* INSTRUCTIONS FOR THE TASK
Copy each line in which the string "Transportation" occurs.

===== INPUT

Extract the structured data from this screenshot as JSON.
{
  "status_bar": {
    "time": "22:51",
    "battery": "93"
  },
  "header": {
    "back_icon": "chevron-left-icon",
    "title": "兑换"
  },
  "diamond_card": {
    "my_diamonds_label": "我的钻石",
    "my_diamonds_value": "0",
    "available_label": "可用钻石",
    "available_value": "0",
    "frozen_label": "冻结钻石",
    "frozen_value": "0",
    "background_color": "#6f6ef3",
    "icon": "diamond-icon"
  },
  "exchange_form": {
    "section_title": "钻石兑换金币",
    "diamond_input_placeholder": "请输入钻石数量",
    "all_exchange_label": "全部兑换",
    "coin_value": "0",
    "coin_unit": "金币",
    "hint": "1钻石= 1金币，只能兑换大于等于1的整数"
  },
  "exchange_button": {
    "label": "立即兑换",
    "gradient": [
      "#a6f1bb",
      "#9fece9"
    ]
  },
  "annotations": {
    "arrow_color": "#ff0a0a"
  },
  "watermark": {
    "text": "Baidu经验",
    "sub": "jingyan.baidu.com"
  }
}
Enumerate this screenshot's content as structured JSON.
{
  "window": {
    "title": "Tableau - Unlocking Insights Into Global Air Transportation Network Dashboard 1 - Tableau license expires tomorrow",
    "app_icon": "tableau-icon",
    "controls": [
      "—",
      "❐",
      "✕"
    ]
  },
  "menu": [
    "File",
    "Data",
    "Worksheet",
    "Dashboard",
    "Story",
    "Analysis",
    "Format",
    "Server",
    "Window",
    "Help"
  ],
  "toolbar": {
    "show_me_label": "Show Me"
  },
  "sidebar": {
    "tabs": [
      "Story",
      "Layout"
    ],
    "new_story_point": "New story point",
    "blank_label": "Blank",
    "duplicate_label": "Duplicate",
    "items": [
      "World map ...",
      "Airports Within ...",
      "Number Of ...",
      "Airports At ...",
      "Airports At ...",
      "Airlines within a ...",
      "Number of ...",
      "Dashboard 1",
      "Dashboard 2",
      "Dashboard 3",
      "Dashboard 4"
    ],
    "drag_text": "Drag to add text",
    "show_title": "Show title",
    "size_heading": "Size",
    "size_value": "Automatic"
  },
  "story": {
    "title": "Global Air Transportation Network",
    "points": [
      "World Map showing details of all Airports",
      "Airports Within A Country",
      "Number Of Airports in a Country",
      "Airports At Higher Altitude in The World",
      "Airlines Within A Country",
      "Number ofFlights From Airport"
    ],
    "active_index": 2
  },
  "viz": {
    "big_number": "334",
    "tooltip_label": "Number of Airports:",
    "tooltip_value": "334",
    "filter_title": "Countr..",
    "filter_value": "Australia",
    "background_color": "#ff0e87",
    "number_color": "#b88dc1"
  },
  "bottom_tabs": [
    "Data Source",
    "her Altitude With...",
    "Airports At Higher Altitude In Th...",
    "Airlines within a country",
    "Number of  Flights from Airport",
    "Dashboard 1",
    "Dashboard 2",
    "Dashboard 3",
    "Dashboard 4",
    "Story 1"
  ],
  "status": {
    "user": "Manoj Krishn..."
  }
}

==========

* THE REPLY
    "title": "Tableau - Unlocking Insights Into Global Air Transportation Network Dashboard 1 - Tableau license expires tomorrow",
    "title": "Global Air Transportation Network",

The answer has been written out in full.